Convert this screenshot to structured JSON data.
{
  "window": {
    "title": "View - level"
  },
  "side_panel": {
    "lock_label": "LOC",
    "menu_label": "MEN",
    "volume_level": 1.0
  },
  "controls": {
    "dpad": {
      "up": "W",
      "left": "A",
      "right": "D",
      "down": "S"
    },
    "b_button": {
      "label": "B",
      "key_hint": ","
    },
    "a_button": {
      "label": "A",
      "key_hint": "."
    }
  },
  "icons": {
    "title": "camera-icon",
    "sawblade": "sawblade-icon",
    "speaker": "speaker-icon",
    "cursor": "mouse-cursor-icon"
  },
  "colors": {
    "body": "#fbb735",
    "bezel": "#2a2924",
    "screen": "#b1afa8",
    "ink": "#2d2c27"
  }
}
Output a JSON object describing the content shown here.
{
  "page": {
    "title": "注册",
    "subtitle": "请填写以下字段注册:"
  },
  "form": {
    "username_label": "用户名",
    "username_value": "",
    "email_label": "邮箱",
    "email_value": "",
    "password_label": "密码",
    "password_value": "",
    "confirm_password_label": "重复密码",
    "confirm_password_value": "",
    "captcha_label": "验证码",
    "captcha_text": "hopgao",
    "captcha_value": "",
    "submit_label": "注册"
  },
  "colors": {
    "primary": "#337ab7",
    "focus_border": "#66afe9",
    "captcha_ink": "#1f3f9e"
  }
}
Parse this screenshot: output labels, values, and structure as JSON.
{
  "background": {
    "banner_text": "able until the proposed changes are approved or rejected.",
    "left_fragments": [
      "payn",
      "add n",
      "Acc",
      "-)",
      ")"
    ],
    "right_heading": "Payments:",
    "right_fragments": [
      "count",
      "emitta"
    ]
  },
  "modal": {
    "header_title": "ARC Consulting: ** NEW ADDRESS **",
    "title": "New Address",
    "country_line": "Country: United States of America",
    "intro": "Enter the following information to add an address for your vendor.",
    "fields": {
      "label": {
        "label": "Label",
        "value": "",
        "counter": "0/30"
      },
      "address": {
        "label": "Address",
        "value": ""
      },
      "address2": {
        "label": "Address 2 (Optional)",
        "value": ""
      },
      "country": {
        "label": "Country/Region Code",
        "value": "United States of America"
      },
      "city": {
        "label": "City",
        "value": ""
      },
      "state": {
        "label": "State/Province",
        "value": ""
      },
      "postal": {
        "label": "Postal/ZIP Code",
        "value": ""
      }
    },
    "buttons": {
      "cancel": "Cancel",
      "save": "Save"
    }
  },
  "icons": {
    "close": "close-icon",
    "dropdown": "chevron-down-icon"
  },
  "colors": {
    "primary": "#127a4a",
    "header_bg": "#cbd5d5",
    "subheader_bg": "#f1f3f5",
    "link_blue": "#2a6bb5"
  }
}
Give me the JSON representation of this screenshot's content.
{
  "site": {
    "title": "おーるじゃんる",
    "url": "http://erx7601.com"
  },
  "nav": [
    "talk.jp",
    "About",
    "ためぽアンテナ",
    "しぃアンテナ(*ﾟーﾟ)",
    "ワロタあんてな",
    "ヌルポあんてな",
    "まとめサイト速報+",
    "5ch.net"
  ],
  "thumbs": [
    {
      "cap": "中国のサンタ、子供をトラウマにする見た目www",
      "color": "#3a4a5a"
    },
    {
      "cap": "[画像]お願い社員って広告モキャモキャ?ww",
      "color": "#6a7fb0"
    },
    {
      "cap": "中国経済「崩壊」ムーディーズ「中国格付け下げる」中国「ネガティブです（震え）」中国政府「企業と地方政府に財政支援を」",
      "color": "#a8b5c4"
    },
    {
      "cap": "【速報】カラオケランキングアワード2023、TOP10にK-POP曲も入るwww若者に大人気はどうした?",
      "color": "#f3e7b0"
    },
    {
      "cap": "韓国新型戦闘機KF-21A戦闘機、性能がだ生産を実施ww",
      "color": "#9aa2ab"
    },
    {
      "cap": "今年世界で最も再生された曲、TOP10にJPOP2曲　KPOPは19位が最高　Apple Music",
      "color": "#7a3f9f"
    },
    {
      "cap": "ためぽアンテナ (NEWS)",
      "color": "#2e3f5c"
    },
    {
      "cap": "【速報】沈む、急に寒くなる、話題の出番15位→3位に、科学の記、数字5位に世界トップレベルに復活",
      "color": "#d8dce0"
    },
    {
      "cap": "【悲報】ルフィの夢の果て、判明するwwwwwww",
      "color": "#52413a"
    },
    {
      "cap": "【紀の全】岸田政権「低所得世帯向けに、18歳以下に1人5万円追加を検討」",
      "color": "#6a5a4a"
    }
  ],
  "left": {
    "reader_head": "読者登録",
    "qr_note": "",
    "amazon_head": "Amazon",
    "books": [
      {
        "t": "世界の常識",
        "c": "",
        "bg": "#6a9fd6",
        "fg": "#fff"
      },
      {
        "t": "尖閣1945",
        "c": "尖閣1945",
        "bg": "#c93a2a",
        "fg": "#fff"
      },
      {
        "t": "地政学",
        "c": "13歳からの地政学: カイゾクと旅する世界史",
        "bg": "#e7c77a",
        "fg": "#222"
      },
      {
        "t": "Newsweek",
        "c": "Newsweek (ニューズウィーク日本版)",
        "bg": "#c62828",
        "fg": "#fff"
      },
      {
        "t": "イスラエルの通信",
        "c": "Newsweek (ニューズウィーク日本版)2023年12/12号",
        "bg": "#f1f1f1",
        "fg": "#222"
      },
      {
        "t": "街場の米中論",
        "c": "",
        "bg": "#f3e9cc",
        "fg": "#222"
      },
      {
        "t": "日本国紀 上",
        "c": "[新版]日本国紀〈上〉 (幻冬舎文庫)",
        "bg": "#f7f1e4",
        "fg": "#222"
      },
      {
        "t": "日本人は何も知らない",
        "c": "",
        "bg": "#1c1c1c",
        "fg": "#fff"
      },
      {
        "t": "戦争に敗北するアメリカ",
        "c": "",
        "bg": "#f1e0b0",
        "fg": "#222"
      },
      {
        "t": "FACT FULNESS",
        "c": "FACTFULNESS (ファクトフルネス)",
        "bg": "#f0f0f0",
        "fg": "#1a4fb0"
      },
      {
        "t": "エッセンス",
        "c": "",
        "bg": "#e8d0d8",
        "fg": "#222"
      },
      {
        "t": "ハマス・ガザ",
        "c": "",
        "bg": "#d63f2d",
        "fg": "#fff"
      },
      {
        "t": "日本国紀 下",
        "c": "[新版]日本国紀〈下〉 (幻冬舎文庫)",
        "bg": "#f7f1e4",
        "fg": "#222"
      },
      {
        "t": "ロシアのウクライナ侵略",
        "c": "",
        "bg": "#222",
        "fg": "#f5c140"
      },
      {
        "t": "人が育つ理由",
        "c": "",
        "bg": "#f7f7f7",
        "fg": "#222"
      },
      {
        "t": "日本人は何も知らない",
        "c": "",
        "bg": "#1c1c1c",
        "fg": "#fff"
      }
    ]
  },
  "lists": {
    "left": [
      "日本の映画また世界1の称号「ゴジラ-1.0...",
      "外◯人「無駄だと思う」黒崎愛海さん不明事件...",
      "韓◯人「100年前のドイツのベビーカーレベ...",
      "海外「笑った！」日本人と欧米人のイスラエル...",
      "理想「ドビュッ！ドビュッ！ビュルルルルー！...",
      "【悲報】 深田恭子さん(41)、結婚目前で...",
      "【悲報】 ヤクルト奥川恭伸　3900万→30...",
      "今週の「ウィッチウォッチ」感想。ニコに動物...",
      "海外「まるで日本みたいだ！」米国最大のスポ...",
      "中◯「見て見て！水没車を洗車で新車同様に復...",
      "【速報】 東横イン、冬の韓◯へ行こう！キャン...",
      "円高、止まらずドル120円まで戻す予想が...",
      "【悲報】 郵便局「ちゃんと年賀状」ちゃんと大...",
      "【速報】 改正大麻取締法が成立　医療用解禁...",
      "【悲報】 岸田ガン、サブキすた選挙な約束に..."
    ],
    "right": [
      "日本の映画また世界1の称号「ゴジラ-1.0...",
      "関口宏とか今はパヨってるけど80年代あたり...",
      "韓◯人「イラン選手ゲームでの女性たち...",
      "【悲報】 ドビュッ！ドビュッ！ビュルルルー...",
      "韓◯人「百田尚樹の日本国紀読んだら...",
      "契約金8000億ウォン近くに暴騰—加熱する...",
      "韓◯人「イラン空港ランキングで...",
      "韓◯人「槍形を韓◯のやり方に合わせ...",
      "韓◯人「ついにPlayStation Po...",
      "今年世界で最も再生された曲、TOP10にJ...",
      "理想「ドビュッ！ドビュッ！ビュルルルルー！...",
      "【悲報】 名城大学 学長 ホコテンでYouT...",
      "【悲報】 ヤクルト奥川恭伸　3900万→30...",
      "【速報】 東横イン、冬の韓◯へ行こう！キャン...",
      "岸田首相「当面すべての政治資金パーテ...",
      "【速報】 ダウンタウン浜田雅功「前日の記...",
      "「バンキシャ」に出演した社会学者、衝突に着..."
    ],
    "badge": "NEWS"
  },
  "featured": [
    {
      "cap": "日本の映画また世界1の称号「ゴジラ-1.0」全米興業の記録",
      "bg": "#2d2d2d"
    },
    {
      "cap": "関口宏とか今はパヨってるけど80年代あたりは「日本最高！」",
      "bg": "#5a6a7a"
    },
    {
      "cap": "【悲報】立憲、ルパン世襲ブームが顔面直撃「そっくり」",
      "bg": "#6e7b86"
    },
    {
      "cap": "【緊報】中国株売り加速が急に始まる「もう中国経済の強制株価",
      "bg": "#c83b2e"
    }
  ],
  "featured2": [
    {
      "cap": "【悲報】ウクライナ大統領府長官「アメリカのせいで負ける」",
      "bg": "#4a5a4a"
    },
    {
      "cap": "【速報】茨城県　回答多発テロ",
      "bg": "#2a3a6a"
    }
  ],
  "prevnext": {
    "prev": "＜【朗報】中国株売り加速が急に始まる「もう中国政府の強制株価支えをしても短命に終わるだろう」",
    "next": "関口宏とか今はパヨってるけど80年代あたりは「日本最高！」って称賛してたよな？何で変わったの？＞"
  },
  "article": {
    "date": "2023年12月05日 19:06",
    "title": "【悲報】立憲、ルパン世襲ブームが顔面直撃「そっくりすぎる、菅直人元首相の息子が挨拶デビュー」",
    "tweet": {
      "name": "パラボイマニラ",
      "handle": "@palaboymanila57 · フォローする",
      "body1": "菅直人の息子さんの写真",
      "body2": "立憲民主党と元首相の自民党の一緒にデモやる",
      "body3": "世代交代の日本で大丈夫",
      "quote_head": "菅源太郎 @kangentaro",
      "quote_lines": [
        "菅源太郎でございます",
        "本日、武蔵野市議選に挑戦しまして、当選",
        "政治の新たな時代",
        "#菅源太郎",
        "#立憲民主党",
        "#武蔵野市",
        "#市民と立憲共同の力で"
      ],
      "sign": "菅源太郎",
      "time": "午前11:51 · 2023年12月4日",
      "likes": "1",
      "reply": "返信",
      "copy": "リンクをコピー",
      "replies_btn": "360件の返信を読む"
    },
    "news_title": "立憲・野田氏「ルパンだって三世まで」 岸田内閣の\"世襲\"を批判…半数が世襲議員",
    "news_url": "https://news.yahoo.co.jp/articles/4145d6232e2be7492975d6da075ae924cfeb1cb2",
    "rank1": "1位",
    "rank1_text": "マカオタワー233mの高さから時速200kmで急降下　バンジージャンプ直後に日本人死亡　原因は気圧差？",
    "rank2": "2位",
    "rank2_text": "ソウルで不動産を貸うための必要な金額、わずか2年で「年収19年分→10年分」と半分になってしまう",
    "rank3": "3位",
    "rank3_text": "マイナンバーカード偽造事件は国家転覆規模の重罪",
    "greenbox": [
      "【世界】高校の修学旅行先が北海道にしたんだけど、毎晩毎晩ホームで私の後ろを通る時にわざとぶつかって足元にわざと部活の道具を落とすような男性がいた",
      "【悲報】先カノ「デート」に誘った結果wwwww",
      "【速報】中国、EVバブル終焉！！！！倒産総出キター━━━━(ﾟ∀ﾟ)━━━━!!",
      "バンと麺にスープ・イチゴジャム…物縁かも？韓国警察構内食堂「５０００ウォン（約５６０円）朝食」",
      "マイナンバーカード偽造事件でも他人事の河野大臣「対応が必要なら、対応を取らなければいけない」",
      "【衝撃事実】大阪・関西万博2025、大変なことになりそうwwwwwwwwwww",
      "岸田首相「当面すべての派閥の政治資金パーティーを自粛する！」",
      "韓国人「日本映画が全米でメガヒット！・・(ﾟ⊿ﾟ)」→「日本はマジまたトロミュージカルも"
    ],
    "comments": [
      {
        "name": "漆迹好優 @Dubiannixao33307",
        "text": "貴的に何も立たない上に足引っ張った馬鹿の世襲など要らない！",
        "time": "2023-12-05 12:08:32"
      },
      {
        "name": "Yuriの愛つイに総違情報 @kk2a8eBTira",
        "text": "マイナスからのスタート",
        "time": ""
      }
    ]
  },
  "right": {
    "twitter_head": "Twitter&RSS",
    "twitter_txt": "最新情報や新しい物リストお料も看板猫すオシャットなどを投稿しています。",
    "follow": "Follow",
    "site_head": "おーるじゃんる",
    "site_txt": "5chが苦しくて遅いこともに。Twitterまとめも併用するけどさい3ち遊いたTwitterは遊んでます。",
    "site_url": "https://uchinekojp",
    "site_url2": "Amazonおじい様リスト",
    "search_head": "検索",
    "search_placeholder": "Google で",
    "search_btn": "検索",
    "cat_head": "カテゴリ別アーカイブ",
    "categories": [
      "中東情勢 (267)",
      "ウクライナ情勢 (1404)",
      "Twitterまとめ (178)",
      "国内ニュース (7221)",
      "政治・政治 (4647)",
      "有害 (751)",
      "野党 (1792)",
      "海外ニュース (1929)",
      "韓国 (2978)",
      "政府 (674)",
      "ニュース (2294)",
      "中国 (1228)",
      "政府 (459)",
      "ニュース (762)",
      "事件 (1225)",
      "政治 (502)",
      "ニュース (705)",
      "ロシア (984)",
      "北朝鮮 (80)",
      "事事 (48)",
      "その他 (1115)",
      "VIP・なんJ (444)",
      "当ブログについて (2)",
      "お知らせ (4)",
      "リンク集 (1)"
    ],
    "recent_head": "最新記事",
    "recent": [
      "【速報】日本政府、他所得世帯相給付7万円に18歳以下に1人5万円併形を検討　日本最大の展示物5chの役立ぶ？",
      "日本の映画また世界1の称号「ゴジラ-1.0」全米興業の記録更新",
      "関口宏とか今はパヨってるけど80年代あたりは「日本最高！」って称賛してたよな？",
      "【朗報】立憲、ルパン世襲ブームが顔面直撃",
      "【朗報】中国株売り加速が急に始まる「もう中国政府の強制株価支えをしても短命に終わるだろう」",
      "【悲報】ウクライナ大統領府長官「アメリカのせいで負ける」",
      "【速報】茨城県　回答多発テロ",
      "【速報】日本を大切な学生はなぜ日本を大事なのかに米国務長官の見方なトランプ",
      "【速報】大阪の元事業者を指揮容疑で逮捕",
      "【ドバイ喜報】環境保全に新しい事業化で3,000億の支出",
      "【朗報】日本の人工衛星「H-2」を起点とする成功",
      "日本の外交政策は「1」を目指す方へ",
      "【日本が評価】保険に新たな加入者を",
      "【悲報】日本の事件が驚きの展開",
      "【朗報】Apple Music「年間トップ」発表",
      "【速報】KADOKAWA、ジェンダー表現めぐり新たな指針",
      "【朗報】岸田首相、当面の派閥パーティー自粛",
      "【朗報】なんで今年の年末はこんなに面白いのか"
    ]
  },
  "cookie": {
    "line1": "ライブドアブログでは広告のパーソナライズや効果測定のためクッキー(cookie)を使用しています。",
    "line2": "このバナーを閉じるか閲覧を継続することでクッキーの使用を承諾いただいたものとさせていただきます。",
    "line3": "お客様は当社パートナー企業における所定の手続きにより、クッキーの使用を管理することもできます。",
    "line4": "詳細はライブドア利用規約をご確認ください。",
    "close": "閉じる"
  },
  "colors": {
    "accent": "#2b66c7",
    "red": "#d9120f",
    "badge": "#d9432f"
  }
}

★ ★ ★ ★

AIM OF THE EXERCISE → Copy out every line of the data that includes "中国株売り加速が急に始まる".

WRITTEN RESPONSE →
      "cap": "【緊報】中国株売り加速が急に始まる「もう中国経済の強制株価",
    "prev": "＜【朗報】中国株売り加速が急に始まる「もう中国政府の強制株価支えをしても短命に終わるだろう」",
      "【朗報】中国株売り加速が急に始まる「もう中国政府の強制株価支えをしても短命に終わるだろう」",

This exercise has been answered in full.